TASK TO COMPLETE:
Identify and copy all lines of the material where the string "Bitcoin" is found.

— Start of PROVIDED DATA —

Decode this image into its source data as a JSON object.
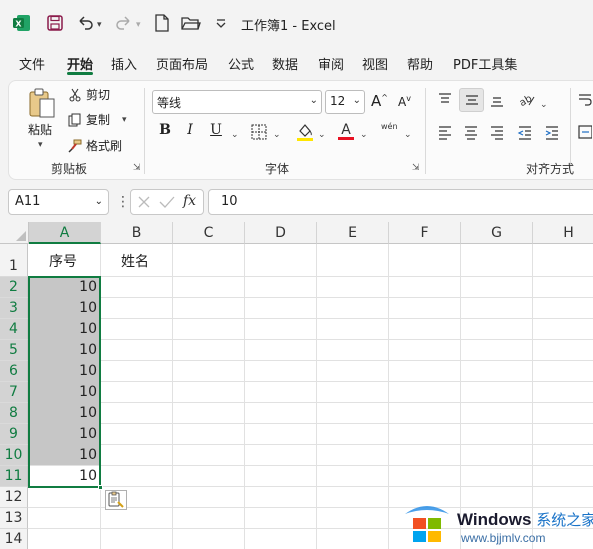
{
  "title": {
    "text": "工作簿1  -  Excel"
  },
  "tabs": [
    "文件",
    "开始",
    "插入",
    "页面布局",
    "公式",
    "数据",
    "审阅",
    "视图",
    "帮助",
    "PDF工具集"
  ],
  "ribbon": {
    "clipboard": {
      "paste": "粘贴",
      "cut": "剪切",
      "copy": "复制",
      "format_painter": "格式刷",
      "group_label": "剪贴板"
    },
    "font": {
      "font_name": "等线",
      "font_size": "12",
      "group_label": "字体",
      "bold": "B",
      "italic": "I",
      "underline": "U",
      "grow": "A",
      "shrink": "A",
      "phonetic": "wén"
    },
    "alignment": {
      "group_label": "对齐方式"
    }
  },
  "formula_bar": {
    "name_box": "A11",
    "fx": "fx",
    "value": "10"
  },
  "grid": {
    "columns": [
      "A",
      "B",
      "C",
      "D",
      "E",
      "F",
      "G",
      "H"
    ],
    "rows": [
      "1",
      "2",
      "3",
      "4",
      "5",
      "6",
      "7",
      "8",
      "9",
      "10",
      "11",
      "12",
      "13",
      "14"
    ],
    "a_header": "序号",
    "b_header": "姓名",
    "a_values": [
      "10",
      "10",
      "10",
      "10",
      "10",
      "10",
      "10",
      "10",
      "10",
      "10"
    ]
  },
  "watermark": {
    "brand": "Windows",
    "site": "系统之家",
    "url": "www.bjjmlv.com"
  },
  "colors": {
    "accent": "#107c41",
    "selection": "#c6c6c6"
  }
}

— End of PROVIDED DATA —
— Start of PROVIDED DATA —

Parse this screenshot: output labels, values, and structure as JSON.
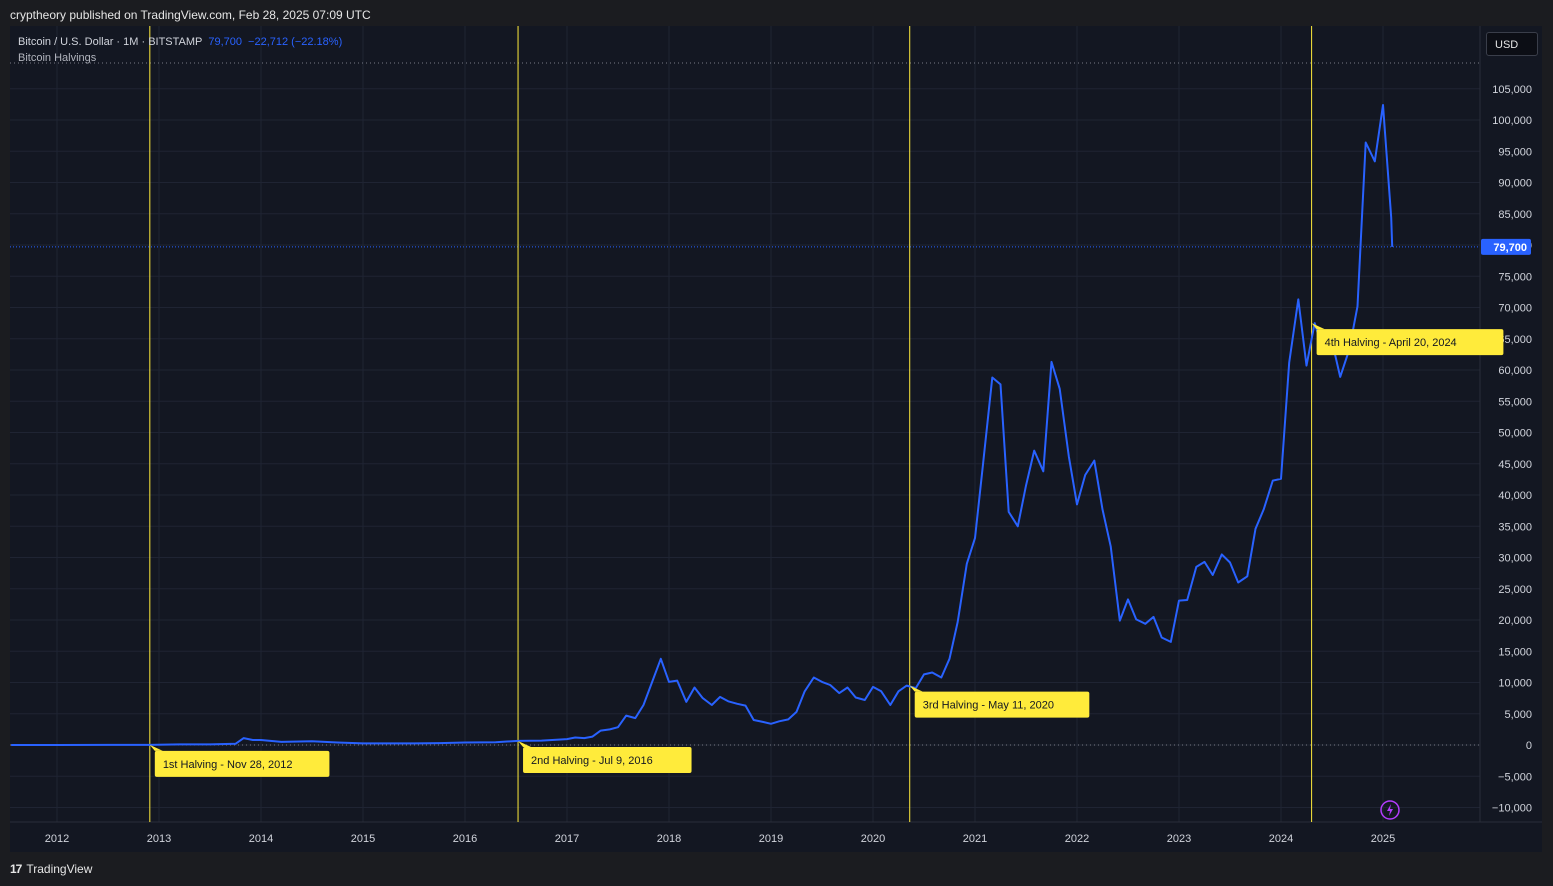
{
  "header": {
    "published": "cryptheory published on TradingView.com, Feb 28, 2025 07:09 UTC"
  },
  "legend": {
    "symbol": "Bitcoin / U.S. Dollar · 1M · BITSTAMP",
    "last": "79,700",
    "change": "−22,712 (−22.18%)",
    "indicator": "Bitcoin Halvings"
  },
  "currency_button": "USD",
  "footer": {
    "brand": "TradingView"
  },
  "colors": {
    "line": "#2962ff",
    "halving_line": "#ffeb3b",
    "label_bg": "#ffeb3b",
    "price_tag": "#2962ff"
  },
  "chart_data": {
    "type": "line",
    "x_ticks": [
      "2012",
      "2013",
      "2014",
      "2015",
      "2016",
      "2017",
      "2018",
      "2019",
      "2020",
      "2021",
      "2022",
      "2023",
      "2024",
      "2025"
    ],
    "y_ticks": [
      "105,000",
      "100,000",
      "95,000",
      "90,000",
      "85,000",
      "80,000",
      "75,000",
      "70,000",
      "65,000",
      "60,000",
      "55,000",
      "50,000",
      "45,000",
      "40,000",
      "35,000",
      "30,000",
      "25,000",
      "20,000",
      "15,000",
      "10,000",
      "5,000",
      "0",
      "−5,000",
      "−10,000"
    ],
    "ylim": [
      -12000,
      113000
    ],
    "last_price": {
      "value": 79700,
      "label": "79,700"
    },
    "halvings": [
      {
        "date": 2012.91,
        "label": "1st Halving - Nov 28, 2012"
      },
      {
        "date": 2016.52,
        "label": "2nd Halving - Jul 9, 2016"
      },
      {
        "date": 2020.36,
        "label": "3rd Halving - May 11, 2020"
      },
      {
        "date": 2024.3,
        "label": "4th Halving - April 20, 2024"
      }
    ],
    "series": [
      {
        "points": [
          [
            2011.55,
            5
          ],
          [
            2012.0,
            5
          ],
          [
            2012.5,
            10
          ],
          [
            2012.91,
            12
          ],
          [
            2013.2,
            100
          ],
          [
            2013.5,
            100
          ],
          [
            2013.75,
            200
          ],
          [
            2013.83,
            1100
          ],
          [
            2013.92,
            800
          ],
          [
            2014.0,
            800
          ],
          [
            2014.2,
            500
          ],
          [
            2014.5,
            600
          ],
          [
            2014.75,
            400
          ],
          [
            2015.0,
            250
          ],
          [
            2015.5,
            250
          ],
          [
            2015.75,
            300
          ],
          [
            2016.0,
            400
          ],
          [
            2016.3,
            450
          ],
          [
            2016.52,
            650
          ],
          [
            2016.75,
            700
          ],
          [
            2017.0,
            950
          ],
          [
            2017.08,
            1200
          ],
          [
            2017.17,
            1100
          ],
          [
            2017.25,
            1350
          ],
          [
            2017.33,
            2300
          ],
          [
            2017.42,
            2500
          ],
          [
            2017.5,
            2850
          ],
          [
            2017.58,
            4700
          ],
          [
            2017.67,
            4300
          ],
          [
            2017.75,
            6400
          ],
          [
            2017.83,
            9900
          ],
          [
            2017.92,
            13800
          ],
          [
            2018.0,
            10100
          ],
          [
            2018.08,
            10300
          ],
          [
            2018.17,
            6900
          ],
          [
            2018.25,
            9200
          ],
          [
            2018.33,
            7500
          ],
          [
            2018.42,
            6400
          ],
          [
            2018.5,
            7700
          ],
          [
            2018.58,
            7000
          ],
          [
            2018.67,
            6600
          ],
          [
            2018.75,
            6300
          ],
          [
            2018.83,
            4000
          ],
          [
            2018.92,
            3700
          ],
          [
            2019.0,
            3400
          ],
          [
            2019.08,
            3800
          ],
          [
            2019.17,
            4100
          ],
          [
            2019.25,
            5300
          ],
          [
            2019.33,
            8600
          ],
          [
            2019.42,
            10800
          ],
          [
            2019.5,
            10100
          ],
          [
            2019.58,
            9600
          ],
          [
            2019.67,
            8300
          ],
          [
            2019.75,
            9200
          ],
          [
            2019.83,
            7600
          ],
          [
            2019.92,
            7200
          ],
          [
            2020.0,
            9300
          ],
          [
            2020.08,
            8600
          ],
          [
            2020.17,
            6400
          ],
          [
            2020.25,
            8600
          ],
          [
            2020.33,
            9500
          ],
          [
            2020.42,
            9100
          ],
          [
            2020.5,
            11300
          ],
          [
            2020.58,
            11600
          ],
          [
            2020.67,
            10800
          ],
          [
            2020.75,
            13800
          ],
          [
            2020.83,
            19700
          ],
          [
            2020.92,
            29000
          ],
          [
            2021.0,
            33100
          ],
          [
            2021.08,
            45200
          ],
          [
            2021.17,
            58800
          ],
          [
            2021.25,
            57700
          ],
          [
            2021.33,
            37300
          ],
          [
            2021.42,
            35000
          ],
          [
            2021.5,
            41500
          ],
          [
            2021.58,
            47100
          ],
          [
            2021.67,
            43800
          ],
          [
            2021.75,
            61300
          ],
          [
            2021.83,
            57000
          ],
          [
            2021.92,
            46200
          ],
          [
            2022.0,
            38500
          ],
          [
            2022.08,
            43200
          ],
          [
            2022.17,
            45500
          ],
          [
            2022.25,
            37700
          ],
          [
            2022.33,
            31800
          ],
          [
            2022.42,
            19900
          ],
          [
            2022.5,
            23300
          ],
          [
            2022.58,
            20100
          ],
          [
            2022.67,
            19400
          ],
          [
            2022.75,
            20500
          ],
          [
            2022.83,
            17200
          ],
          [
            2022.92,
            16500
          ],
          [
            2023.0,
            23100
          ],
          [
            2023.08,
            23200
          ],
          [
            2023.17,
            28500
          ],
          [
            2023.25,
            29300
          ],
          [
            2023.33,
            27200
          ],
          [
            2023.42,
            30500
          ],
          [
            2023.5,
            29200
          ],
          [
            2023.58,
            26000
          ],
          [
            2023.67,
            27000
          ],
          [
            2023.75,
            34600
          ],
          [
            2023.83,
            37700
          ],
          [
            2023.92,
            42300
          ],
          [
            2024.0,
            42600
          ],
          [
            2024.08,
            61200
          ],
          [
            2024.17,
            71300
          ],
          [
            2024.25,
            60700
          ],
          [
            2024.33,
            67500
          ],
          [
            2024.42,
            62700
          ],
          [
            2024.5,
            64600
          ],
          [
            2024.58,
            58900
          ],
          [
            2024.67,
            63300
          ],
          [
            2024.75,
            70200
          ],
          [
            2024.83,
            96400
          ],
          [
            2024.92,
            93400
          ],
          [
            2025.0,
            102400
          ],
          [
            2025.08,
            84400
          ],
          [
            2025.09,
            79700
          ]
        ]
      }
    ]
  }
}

— End of PROVIDED DATA —

OUTPUT:
    "symbol": "Bitcoin / U.S. Dollar · 1M · BITSTAMP",
    "indicator": "Bitcoin Halvings"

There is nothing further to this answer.